====== EXTRACTED INFORMATION

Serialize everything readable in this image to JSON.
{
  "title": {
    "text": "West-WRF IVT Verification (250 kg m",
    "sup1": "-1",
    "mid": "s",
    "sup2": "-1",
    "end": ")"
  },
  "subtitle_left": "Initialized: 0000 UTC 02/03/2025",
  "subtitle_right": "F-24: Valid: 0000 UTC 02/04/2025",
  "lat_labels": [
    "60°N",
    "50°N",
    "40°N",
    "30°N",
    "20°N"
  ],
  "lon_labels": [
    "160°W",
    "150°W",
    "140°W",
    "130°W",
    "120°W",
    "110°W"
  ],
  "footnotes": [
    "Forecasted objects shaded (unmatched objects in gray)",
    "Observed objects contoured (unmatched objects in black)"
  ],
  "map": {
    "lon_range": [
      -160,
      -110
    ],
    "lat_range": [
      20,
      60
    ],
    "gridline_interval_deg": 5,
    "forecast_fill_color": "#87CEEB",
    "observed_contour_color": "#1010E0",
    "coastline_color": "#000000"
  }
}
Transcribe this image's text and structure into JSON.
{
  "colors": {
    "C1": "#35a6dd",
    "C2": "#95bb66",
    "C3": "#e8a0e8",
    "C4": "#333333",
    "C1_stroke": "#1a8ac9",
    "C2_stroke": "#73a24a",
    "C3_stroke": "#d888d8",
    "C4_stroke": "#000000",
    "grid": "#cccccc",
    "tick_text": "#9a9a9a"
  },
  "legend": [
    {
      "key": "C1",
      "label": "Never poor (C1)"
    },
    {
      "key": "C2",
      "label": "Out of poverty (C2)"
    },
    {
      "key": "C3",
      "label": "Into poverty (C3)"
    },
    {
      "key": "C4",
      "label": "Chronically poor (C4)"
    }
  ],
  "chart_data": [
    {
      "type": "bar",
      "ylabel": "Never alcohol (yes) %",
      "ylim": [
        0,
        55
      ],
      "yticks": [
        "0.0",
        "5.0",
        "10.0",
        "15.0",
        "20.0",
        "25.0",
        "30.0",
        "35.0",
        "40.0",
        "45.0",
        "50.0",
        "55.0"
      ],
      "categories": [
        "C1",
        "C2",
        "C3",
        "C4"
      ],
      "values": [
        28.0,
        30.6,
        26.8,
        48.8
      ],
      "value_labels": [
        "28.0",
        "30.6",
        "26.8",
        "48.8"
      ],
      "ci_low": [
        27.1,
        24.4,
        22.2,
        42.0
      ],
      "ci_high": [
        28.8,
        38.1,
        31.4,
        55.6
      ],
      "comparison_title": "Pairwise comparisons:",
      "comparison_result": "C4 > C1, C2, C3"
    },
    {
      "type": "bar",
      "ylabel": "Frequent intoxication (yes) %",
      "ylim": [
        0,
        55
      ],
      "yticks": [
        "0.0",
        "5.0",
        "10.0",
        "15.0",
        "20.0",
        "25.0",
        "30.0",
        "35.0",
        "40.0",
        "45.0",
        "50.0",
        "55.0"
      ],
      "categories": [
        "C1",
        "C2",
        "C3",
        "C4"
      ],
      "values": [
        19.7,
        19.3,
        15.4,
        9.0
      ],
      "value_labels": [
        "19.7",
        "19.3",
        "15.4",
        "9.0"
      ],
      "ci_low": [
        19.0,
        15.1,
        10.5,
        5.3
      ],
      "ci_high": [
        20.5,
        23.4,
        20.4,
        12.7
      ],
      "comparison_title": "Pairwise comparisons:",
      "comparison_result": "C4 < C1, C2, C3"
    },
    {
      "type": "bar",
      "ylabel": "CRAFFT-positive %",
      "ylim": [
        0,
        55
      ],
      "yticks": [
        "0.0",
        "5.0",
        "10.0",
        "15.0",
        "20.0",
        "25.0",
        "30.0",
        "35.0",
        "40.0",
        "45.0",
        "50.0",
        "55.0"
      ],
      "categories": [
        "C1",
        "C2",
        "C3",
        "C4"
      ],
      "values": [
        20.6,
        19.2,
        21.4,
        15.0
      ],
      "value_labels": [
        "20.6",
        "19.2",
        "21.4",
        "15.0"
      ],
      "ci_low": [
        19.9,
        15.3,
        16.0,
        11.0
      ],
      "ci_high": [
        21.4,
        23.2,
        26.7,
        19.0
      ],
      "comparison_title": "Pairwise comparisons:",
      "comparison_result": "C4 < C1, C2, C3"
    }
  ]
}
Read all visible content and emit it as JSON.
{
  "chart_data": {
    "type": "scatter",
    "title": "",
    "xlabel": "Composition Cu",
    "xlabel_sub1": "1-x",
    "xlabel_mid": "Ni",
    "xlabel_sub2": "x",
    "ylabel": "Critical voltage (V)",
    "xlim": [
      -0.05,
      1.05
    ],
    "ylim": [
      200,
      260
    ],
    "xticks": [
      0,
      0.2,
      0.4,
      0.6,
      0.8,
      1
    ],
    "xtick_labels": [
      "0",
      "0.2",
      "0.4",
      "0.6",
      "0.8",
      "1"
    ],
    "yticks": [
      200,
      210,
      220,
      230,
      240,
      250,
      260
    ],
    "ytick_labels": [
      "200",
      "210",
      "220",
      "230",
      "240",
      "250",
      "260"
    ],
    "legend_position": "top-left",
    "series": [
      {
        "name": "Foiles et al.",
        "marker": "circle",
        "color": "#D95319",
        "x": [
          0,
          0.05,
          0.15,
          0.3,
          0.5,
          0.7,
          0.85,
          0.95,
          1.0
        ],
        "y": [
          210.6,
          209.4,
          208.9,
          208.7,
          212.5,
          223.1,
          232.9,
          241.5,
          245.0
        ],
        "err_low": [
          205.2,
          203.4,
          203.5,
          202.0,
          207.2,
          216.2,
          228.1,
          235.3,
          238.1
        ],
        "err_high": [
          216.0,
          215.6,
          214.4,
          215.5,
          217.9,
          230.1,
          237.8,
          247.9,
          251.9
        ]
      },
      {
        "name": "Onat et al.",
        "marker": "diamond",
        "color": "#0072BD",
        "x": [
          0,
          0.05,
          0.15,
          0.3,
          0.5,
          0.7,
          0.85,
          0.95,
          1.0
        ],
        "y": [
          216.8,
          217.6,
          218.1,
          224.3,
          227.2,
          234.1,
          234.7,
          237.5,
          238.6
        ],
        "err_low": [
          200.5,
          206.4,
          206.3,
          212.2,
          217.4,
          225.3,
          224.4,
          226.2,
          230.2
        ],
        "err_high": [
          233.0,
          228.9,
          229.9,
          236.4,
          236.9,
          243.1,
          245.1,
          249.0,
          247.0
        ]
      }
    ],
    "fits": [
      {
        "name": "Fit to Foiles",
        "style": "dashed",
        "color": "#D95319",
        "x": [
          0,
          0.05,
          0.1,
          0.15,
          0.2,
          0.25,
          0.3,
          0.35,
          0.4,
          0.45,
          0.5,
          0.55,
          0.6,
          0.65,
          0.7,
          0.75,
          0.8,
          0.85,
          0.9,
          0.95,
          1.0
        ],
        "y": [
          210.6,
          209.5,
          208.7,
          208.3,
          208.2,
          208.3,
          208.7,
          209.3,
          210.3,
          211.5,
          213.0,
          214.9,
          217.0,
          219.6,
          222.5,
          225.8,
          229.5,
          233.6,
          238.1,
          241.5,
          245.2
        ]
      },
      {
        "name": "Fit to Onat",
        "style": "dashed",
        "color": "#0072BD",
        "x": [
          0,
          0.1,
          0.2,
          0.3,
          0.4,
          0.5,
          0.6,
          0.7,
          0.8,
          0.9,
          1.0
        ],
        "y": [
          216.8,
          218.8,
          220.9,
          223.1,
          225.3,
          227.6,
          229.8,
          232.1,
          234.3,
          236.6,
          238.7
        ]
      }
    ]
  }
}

============

# [EXERCISE]
Please quote the data above in full, with no line missing.

# [SOLUTION]
Serialize everything readable in this image to JSON.
{
  "title": {
    "text": "West-WRF IVT Verification (250 kg m",
    "sup1": "-1",
    "mid": "s",
    "sup2": "-1",
    "end": ")"
  },
  "subtitle_left": "Initialized: 0000 UTC 02/03/2025",
  "subtitle_right": "F-24: Valid: 0000 UTC 02/04/2025",
  "lat_labels": [
    "60°N",
    "50°N",
    "40°N",
    "30°N",
    "20°N"
  ],
  "lon_labels": [
    "160°W",
    "150°W",
    "140°W",
    "130°W",
    "120°W",
    "110°W"
  ],
  "footnotes": [
    "Forecasted objects shaded (unmatched objects in gray)",
    "Observed objects contoured (unmatched objects in black)"
  ],
  "map": {
    "lon_range": [
      -160,
      -110
    ],
    "lat_range": [
      20,
      60
    ],
    "gridline_interval_deg": 5,
    "forecast_fill_color": "#87CEEB",
    "observed_contour_color": "#1010E0",
    "coastline_color": "#000000"
  }
}
Transcribe this image's text and structure into JSON.
{
  "colors": {
    "C1": "#35a6dd",
    "C2": "#95bb66",
    "C3": "#e8a0e8",
    "C4": "#333333",
    "C1_stroke": "#1a8ac9",
    "C2_stroke": "#73a24a",
    "C3_stroke": "#d888d8",
    "C4_stroke": "#000000",
    "grid": "#cccccc",
    "tick_text": "#9a9a9a"
  },
  "legend": [
    {
      "key": "C1",
      "label": "Never poor (C1)"
    },
    {
      "key": "C2",
      "label": "Out of poverty (C2)"
    },
    {
      "key": "C3",
      "label": "Into poverty (C3)"
    },
    {
      "key": "C4",
      "label": "Chronically poor (C4)"
    }
  ],
  "chart_data": [
    {
      "type": "bar",
      "ylabel": "Never alcohol (yes) %",
      "ylim": [
        0,
        55
      ],
      "yticks": [
        "0.0",
        "5.0",
        "10.0",
        "15.0",
        "20.0",
        "25.0",
        "30.0",
        "35.0",
        "40.0",
        "45.0",
        "50.0",
        "55.0"
      ],
      "categories": [
        "C1",
        "C2",
        "C3",
        "C4"
      ],
      "values": [
        28.0,
        30.6,
        26.8,
        48.8
      ],
      "value_labels": [
        "28.0",
        "30.6",
        "26.8",
        "48.8"
      ],
      "ci_low": [
        27.1,
        24.4,
        22.2,
        42.0
      ],
      "ci_high": [
        28.8,
        38.1,
        31.4,
        55.6
      ],
      "comparison_title": "Pairwise comparisons:",
      "comparison_result": "C4 > C1, C2, C3"
    },
    {
      "type": "bar",
      "ylabel": "Frequent intoxication (yes) %",
      "ylim": [
        0,
        55
      ],
      "yticks": [
        "0.0",
        "5.0",
        "10.0",
        "15.0",
        "20.0",
        "25.0",
        "30.0",
        "35.0",
        "40.0",
        "45.0",
        "50.0",
        "55.0"
      ],
      "categories": [
        "C1",
        "C2",
        "C3",
        "C4"
      ],
      "values": [
        19.7,
        19.3,
        15.4,
        9.0
      ],
      "value_labels": [
        "19.7",
        "19.3",
        "15.4",
        "9.0"
      ],
      "ci_low": [
        19.0,
        15.1,
        10.5,
        5.3
      ],
      "ci_high": [
        20.5,
        23.4,
        20.4,
        12.7
      ],
      "comparison_title": "Pairwise comparisons:",
      "comparison_result": "C4 < C1, C2, C3"
    },
    {
      "type": "bar",
      "ylabel": "CRAFFT-positive %",
      "ylim": [
        0,
        55
      ],
      "yticks": [
        "0.0",
        "5.0",
        "10.0",
        "15.0",
        "20.0",
        "25.0",
        "30.0",
        "35.0",
        "40.0",
        "45.0",
        "50.0",
        "55.0"
      ],
      "categories": [
        "C1",
        "C2",
        "C3",
        "C4"
      ],
      "values": [
        20.6,
        19.2,
        21.4,
        15.0
      ],
      "value_labels": [
        "20.6",
        "19.2",
        "21.4",
        "15.0"
      ],
      "ci_low": [
        19.9,
        15.3,
        16.0,
        11.0
      ],
      "ci_high": [
        21.4,
        23.2,
        26.7,
        19.0
      ],
      "comparison_title": "Pairwise comparisons:",
      "comparison_result": "C4 < C1, C2, C3"
    }
  ]
}
Read all visible content and emit it as JSON.
{
  "chart_data": {
    "type": "scatter",
    "title": "",
    "xlabel": "Composition Cu",
    "xlabel_sub1": "1-x",
    "xlabel_mid": "Ni",
    "xlabel_sub2": "x",
    "ylabel": "Critical voltage (V)",
    "xlim": [
      -0.05,
      1.05
    ],
    "ylim": [
      200,
      260
    ],
    "xticks": [
      0,
      0.2,
      0.4,
      0.6,
      0.8,
      1
    ],
    "xtick_labels": [
      "0",
      "0.2",
      "0.4",
      "0.6",
      "0.8",
      "1"
    ],
    "yticks": [
      200,
      210,
      220,
      230,
      240,
      250,
      260
    ],
    "ytick_labels": [
      "200",
      "210",
      "220",
      "230",
      "240",
      "250",
      "260"
    ],
    "legend_position": "top-left",
    "series": [
      {
        "name": "Foiles et al.",
        "marker": "circle",
        "color": "#D95319",
        "x": [
          0,
          0.05,
          0.15,
          0.3,
          0.5,
          0.7,
          0.85,
          0.95,
          1.0
        ],
        "y": [
          210.6,
          209.4,
          208.9,
          208.7,
          212.5,
          223.1,
          232.9,
          241.5,
          245.0
        ],
        "err_low": [
          205.2,
          203.4,
          203.5,
          202.0,
          207.2,
          216.2,
          228.1,
          235.3,
          238.1
        ],
        "err_high": [
          216.0,
          215.6,
          214.4,
          215.5,
          217.9,
          230.1,
          237.8,
          247.9,
          251.9
        ]
      },
      {
        "name": "Onat et al.",
        "marker": "diamond",
        "color": "#0072BD",
        "x": [
          0,
          0.05,
          0.15,
          0.3,
          0.5,
          0.7,
          0.85,
          0.95,
          1.0
        ],
        "y": [
          216.8,
          217.6,
          218.1,
          224.3,
          227.2,
          234.1,
          234.7,
          237.5,
          238.6
        ],
        "err_low": [
          200.5,
          206.4,
          206.3,
          212.2,
          217.4,
          225.3,
          224.4,
          226.2,
          230.2
        ],
        "err_high": [
          233.0,
          228.9,
          229.9,
          236.4,
          236.9,
          243.1,
          245.1,
          249.0,
          247.0
        ]
      }
    ],
    "fits": [
      {
        "name": "Fit to Foiles",
        "style": "dashed",
        "color": "#D95319",
        "x": [
          0,
          0.05,
          0.1,
          0.15,
          0.2,
          0.25,
          0.3,
          0.35,
          0.4,
          0.45,
          0.5,
          0.55,
          0.6,
          0.65,
          0.7,
          0.75,
          0.8,
          0.85,
          0.9,
          0.95,
          1.0
        ],
        "y": [
          210.6,
          209.5,
          208.7,
          208.3,
          208.2,
          208.3,
          208.7,
          209.3,
          210.3,
          211.5,
          213.0,
          214.9,
          217.0,
          219.6,
          222.5,
          225.8,
          229.5,
          233.6,
          238.1,
          241.5,
          245.2
        ]
      },
      {
        "name": "Fit to Onat",
        "style": "dashed",
        "color": "#0072BD",
        "x": [
          0,
          0.1,
          0.2,
          0.3,
          0.4,
          0.5,
          0.6,
          0.7,
          0.8,
          0.9,
          1.0
        ],
        "y": [
          216.8,
          218.8,
          220.9,
          223.1,
          225.3,
          227.6,
          229.8,
          232.1,
          234.3,
          236.6,
          238.7
        ]
      }
    ]
  }
}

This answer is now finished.